STATED EXERCISE:
Determine the number of lines that have the string "this" in them, and give only that number.

═════ SOURCE DATA ═════

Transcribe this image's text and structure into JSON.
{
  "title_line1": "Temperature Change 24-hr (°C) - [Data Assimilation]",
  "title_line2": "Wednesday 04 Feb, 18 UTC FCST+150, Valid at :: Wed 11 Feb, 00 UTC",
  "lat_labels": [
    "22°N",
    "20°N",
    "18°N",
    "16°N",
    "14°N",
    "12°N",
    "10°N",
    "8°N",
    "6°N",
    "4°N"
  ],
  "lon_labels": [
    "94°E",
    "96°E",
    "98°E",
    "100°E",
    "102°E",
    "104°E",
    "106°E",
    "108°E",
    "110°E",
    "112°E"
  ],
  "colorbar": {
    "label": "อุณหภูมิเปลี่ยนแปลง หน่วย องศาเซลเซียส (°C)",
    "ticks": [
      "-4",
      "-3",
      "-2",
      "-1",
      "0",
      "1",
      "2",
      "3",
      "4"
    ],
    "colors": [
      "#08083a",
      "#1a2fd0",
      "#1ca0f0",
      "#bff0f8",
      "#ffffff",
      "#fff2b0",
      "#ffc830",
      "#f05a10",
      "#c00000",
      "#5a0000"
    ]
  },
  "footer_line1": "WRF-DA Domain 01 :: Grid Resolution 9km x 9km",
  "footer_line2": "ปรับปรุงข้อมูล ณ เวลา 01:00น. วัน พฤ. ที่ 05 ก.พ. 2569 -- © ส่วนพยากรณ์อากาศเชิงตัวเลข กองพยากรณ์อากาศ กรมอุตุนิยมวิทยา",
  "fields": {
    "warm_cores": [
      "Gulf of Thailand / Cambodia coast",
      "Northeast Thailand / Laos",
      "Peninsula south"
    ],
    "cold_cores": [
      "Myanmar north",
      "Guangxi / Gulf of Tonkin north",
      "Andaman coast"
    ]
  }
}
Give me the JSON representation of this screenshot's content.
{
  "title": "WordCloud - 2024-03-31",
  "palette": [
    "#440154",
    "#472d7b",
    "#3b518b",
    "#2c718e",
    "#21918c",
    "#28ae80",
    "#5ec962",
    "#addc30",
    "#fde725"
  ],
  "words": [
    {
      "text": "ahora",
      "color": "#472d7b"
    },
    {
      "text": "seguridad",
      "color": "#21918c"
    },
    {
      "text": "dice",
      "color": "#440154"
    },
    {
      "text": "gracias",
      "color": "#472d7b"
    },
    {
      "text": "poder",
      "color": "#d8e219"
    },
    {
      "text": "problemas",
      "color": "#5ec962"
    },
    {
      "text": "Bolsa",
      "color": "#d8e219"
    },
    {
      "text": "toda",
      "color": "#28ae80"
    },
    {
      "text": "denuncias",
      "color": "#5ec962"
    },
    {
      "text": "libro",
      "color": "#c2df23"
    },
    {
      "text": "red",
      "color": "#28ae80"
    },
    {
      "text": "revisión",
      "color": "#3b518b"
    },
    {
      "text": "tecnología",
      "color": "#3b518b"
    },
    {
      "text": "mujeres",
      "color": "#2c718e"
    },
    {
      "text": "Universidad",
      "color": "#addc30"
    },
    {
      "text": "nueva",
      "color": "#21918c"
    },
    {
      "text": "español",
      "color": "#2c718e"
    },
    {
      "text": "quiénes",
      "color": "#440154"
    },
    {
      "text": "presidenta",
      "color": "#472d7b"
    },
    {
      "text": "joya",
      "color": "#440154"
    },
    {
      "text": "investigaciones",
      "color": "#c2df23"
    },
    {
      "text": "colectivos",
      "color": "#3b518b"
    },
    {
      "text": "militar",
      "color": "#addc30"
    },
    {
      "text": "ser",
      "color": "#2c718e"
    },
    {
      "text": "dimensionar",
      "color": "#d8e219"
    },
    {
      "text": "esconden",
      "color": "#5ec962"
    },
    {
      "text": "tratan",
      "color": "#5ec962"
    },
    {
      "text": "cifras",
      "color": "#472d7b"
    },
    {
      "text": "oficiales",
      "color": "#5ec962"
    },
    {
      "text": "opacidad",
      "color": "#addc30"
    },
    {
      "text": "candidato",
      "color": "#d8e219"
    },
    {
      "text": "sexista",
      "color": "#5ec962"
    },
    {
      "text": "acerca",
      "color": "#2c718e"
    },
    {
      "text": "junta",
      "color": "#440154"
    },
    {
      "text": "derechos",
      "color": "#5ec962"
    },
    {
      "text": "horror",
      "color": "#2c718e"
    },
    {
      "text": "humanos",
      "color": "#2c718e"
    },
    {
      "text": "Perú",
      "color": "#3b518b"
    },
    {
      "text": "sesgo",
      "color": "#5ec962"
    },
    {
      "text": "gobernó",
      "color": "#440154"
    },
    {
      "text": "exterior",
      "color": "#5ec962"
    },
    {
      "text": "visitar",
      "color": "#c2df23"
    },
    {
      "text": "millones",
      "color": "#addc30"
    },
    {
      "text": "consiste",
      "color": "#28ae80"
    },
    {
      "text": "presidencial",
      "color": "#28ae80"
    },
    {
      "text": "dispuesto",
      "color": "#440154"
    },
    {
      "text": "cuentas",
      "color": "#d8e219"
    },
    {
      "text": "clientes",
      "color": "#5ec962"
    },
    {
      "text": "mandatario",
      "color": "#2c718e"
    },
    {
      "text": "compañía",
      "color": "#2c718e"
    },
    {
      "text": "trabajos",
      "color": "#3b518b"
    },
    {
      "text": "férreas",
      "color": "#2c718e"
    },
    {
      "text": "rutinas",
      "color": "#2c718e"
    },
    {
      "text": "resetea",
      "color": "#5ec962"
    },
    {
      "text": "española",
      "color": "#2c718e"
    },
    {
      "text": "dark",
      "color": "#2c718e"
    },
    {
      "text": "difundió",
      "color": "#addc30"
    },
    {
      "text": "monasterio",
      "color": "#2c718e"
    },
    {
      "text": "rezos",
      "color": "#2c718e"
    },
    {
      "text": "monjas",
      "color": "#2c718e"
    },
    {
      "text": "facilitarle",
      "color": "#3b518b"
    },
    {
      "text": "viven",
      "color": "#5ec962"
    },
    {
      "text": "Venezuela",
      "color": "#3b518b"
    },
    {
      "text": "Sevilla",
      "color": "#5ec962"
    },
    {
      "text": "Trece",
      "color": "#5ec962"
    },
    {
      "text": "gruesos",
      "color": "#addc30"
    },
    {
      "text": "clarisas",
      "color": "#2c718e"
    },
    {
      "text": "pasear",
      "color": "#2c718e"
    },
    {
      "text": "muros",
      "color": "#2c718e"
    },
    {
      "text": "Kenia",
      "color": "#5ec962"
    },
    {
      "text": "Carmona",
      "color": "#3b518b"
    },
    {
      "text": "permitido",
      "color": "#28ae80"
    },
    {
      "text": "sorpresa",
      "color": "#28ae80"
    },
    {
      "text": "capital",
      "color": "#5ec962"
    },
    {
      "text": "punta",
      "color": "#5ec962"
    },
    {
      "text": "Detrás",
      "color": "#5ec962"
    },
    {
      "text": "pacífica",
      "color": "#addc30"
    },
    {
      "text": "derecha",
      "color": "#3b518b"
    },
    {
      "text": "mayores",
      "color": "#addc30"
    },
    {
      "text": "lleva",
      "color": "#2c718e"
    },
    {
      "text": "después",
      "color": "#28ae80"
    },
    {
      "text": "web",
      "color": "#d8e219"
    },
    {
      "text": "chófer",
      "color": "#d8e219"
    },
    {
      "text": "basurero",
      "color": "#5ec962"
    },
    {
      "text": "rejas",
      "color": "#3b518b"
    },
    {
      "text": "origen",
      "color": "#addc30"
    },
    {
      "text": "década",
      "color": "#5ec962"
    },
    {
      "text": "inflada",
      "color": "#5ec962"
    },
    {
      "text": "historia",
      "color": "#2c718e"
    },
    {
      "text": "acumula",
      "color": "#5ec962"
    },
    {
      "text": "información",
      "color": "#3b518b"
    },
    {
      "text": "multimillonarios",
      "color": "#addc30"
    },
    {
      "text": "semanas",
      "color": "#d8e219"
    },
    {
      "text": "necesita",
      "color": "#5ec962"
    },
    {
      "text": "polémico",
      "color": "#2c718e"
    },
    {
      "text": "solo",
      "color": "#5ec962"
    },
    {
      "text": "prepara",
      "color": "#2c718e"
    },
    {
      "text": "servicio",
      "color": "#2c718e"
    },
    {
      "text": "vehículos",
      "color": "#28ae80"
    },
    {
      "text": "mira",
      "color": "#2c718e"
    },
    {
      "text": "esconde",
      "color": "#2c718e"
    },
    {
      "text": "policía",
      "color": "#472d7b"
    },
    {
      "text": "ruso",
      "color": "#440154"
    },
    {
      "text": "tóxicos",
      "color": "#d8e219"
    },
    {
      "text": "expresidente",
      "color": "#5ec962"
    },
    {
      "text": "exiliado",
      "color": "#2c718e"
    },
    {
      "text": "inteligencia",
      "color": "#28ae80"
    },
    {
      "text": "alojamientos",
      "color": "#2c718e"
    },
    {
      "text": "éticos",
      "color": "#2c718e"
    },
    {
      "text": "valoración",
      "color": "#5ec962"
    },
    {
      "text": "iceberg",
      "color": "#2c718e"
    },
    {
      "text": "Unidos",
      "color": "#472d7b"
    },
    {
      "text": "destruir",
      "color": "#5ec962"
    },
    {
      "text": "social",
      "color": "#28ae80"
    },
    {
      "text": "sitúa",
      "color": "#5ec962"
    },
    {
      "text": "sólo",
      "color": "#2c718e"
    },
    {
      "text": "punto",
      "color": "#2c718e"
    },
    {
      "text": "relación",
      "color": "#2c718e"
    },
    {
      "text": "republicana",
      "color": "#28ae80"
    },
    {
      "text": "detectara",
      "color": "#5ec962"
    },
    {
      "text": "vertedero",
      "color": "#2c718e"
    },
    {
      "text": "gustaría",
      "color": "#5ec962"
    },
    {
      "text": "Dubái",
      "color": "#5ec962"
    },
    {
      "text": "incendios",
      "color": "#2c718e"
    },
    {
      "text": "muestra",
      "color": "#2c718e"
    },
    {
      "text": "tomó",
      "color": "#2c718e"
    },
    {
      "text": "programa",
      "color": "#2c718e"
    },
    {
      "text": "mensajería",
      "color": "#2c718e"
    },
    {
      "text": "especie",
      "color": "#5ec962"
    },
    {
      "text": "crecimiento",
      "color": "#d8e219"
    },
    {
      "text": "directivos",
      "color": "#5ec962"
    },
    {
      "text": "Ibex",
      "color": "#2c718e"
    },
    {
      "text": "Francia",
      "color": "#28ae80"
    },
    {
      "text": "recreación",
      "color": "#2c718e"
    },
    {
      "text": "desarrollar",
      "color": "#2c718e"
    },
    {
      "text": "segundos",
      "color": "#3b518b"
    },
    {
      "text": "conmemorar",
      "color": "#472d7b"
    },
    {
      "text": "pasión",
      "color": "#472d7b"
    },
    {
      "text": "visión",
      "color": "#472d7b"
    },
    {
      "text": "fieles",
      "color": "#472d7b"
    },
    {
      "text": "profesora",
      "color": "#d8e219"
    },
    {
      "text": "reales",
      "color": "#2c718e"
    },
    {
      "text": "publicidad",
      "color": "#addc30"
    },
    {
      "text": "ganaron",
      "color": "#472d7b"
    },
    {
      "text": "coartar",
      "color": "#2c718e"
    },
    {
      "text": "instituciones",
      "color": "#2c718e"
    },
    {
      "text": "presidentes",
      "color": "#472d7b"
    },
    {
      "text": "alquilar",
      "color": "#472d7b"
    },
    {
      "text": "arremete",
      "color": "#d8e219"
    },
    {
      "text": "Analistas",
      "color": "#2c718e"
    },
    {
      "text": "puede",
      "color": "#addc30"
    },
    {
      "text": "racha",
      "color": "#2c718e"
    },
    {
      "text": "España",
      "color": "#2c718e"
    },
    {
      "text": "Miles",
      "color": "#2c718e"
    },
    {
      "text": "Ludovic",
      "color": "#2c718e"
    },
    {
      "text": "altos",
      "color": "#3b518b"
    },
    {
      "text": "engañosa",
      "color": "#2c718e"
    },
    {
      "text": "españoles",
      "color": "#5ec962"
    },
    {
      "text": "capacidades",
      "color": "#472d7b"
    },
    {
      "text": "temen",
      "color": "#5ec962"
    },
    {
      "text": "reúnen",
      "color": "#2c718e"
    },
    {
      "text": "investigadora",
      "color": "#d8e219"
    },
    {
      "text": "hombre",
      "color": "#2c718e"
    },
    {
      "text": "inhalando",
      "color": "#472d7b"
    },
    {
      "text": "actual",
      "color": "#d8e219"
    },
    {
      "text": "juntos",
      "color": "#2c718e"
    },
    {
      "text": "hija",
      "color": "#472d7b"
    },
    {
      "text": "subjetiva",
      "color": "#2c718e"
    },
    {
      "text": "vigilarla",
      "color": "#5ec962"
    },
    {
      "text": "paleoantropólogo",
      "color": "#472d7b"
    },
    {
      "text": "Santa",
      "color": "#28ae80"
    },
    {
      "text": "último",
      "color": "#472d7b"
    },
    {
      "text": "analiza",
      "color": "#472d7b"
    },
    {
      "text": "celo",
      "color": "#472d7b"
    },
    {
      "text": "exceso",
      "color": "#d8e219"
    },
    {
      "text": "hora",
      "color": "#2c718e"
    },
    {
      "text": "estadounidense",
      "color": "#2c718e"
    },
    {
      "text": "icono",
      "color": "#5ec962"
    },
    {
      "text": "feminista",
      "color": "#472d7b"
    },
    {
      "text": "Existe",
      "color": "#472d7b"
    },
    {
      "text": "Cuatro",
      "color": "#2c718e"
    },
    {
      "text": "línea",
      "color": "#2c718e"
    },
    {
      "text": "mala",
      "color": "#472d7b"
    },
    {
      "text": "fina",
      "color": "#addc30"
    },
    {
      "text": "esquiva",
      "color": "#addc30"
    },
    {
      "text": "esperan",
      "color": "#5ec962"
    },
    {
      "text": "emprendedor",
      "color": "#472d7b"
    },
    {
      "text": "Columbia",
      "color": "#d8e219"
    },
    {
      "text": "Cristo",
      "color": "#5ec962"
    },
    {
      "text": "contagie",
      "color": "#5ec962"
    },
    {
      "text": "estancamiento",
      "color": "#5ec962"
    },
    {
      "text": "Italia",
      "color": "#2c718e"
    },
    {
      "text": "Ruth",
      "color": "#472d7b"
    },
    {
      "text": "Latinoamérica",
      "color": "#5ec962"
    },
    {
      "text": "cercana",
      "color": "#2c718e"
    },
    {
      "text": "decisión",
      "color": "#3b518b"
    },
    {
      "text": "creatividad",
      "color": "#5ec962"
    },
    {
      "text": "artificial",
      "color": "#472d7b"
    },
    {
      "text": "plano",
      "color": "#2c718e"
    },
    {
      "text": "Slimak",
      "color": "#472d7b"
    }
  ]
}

═════

RESULT:
2